== The input

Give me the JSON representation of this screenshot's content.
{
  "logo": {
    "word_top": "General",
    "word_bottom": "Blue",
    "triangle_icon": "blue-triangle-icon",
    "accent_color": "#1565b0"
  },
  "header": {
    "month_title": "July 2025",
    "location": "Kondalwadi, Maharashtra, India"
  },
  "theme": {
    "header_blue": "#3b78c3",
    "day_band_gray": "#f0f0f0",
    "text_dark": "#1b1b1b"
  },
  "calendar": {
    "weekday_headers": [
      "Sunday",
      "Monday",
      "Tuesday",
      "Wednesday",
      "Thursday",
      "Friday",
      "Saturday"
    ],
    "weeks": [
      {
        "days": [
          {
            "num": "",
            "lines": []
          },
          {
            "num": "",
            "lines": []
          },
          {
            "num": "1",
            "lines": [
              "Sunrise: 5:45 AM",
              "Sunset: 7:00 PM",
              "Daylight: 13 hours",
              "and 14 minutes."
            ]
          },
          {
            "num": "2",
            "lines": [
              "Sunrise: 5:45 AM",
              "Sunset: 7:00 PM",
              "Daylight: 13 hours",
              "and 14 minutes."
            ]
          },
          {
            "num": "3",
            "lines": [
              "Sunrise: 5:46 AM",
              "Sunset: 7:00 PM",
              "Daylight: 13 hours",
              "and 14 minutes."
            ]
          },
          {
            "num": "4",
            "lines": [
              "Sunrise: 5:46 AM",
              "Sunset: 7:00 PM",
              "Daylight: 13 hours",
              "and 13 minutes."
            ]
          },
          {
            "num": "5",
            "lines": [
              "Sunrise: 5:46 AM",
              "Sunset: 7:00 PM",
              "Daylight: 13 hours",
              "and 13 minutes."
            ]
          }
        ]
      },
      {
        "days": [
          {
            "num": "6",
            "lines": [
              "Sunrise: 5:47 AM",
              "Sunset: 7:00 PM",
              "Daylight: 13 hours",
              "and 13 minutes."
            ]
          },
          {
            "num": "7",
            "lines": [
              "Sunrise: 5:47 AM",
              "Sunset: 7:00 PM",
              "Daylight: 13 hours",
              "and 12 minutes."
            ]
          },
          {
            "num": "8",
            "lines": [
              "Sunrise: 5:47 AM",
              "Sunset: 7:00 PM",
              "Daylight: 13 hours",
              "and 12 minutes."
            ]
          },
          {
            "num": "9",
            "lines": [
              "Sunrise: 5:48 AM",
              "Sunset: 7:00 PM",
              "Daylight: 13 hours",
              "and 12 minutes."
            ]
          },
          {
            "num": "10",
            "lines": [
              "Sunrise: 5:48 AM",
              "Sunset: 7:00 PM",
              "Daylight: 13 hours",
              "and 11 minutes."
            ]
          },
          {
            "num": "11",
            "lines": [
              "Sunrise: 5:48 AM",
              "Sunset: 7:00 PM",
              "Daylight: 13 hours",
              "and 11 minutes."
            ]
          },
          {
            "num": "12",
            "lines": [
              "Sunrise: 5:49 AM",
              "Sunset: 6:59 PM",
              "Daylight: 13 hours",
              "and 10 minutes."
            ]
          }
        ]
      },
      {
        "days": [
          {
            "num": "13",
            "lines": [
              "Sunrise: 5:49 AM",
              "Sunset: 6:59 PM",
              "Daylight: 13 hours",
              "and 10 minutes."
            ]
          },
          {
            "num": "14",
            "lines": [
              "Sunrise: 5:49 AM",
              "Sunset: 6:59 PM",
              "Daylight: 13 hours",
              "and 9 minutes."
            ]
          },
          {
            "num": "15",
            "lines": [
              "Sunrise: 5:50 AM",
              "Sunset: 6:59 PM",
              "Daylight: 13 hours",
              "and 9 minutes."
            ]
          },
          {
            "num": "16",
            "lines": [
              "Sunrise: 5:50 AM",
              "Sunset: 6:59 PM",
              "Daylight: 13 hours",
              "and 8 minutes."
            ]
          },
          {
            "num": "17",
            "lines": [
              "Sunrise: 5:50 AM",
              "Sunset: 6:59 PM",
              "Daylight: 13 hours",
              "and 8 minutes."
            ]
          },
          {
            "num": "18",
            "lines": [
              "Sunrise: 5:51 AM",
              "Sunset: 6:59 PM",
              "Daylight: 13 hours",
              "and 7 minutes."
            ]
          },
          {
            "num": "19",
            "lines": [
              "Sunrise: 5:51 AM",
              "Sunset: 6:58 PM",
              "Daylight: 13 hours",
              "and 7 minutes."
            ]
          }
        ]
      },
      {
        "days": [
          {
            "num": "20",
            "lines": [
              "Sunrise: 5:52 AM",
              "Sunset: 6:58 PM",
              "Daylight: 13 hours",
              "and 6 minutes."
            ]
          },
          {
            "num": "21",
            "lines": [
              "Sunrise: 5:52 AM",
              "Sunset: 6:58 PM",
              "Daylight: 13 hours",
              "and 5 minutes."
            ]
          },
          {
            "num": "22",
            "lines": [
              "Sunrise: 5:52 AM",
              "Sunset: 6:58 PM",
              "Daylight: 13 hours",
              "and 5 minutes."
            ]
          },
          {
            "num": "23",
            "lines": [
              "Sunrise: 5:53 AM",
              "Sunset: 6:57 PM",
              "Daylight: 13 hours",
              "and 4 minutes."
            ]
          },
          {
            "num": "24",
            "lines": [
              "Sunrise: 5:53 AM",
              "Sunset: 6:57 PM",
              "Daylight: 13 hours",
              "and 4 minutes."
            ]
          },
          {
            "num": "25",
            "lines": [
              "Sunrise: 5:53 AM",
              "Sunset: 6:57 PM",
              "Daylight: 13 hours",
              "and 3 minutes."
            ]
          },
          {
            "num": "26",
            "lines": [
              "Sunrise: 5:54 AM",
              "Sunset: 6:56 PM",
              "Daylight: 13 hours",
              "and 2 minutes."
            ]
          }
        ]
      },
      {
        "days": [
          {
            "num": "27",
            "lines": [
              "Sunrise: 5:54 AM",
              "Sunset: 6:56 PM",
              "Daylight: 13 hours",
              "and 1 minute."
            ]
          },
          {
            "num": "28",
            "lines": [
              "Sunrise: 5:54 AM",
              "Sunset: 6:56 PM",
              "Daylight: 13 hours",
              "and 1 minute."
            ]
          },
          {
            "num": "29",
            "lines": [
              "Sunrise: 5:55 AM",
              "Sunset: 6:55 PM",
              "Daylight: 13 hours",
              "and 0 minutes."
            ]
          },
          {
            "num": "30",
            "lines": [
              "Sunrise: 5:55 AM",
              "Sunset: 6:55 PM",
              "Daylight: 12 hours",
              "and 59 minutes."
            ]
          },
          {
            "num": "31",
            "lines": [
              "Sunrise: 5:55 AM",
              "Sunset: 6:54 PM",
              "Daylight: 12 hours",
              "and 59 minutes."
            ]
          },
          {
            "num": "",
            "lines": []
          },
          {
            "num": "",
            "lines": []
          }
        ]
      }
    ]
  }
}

====

Exercise requirements: Write out the data exactly as it stands.

Result:
Give me the JSON representation of this screenshot's content.
{
  "logo": {
    "word_top": "General",
    "word_bottom": "Blue",
    "triangle_icon": "blue-triangle-icon",
    "accent_color": "#1565b0"
  },
  "header": {
    "month_title": "July 2025",
    "location": "Kondalwadi, Maharashtra, India"
  },
  "theme": {
    "header_blue": "#3b78c3",
    "day_band_gray": "#f0f0f0",
    "text_dark": "#1b1b1b"
  },
  "calendar": {
    "weekday_headers": [
      "Sunday",
      "Monday",
      "Tuesday",
      "Wednesday",
      "Thursday",
      "Friday",
      "Saturday"
    ],
    "weeks": [
      {
        "days": [
          {
            "num": "",
            "lines": []
          },
          {
            "num": "",
            "lines": []
          },
          {
            "num": "1",
            "lines": [
              "Sunrise: 5:45 AM",
              "Sunset: 7:00 PM",
              "Daylight: 13 hours",
              "and 14 minutes."
            ]
          },
          {
            "num": "2",
            "lines": [
              "Sunrise: 5:45 AM",
              "Sunset: 7:00 PM",
              "Daylight: 13 hours",
              "and 14 minutes."
            ]
          },
          {
            "num": "3",
            "lines": [
              "Sunrise: 5:46 AM",
              "Sunset: 7:00 PM",
              "Daylight: 13 hours",
              "and 14 minutes."
            ]
          },
          {
            "num": "4",
            "lines": [
              "Sunrise: 5:46 AM",
              "Sunset: 7:00 PM",
              "Daylight: 13 hours",
              "and 13 minutes."
            ]
          },
          {
            "num": "5",
            "lines": [
              "Sunrise: 5:46 AM",
              "Sunset: 7:00 PM",
              "Daylight: 13 hours",
              "and 13 minutes."
            ]
          }
        ]
      },
      {
        "days": [
          {
            "num": "6",
            "lines": [
              "Sunrise: 5:47 AM",
              "Sunset: 7:00 PM",
              "Daylight: 13 hours",
              "and 13 minutes."
            ]
          },
          {
            "num": "7",
            "lines": [
              "Sunrise: 5:47 AM",
              "Sunset: 7:00 PM",
              "Daylight: 13 hours",
              "and 12 minutes."
            ]
          },
          {
            "num": "8",
            "lines": [
              "Sunrise: 5:47 AM",
              "Sunset: 7:00 PM",
              "Daylight: 13 hours",
              "and 12 minutes."
            ]
          },
          {
            "num": "9",
            "lines": [
              "Sunrise: 5:48 AM",
              "Sunset: 7:00 PM",
              "Daylight: 13 hours",
              "and 12 minutes."
            ]
          },
          {
            "num": "10",
            "lines": [
              "Sunrise: 5:48 AM",
              "Sunset: 7:00 PM",
              "Daylight: 13 hours",
              "and 11 minutes."
            ]
          },
          {
            "num": "11",
            "lines": [
              "Sunrise: 5:48 AM",
              "Sunset: 7:00 PM",
              "Daylight: 13 hours",
              "and 11 minutes."
            ]
          },
          {
            "num": "12",
            "lines": [
              "Sunrise: 5:49 AM",
              "Sunset: 6:59 PM",
              "Daylight: 13 hours",
              "and 10 minutes."
            ]
          }
        ]
      },
      {
        "days": [
          {
            "num": "13",
            "lines": [
              "Sunrise: 5:49 AM",
              "Sunset: 6:59 PM",
              "Daylight: 13 hours",
              "and 10 minutes."
            ]
          },
          {
            "num": "14",
            "lines": [
              "Sunrise: 5:49 AM",
              "Sunset: 6:59 PM",
              "Daylight: 13 hours",
              "and 9 minutes."
            ]
          },
          {
            "num": "15",
            "lines": [
              "Sunrise: 5:50 AM",
              "Sunset: 6:59 PM",
              "Daylight: 13 hours",
              "and 9 minutes."
            ]
          },
          {
            "num": "16",
            "lines": [
              "Sunrise: 5:50 AM",
              "Sunset: 6:59 PM",
              "Daylight: 13 hours",
              "and 8 minutes."
            ]
          },
          {
            "num": "17",
            "lines": [
              "Sunrise: 5:50 AM",
              "Sunset: 6:59 PM",
              "Daylight: 13 hours",
              "and 8 minutes."
            ]
          },
          {
            "num": "18",
            "lines": [
              "Sunrise: 5:51 AM",
              "Sunset: 6:59 PM",
              "Daylight: 13 hours",
              "and 7 minutes."
            ]
          },
          {
            "num": "19",
            "lines": [
              "Sunrise: 5:51 AM",
              "Sunset: 6:58 PM",
              "Daylight: 13 hours",
              "and 7 minutes."
            ]
          }
        ]
      },
      {
        "days": [
          {
            "num": "20",
            "lines": [
              "Sunrise: 5:52 AM",
              "Sunset: 6:58 PM",
              "Daylight: 13 hours",
              "and 6 minutes."
            ]
          },
          {
            "num": "21",
            "lines": [
              "Sunrise: 5:52 AM",
              "Sunset: 6:58 PM",
              "Daylight: 13 hours",
              "and 5 minutes."
            ]
          },
          {
            "num": "22",
            "lines": [
              "Sunrise: 5:52 AM",
              "Sunset: 6:58 PM",
              "Daylight: 13 hours",
              "and 5 minutes."
            ]
          },
          {
            "num": "23",
            "lines": [
              "Sunrise: 5:53 AM",
              "Sunset: 6:57 PM",
              "Daylight: 13 hours",
              "and 4 minutes."
            ]
          },
          {
            "num": "24",
            "lines": [
              "Sunrise: 5:53 AM",
              "Sunset: 6:57 PM",
              "Daylight: 13 hours",
              "and 4 minutes."
            ]
          },
          {
            "num": "25",
            "lines": [
              "Sunrise: 5:53 AM",
              "Sunset: 6:57 PM",
              "Daylight: 13 hours",
              "and 3 minutes."
            ]
          },
          {
            "num": "26",
            "lines": [
              "Sunrise: 5:54 AM",
              "Sunset: 6:56 PM",
              "Daylight: 13 hours",
              "and 2 minutes."
            ]
          }
        ]
      },
      {
        "days": [
          {
            "num": "27",
            "lines": [
              "Sunrise: 5:54 AM",
              "Sunset: 6:56 PM",
              "Daylight: 13 hours",
              "and 1 minute."
            ]
          },
          {
            "num": "28",
            "lines": [
              "Sunrise: 5:54 AM",
              "Sunset: 6:56 PM",
              "Daylight: 13 hours",
              "and 1 minute."
            ]
          },
          {
            "num": "29",
            "lines": [
              "Sunrise: 5:55 AM",
              "Sunset: 6:55 PM",
              "Daylight: 13 hours",
              "and 0 minutes."
            ]
          },
          {
            "num": "30",
            "lines": [
              "Sunrise: 5:55 AM",
              "Sunset: 6:55 PM",
              "Daylight: 12 hours",
              "and 59 minutes."
            ]
          },
          {
            "num": "31",
            "lines": [
              "Sunrise: 5:55 AM",
              "Sunset: 6:54 PM",
              "Daylight: 12 hours",
              "and 59 minutes."
            ]
          },
          {
            "num": "",
            "lines": []
          },
          {
            "num": "",
            "lines": []
          }
        ]
      }
    ]
  }
}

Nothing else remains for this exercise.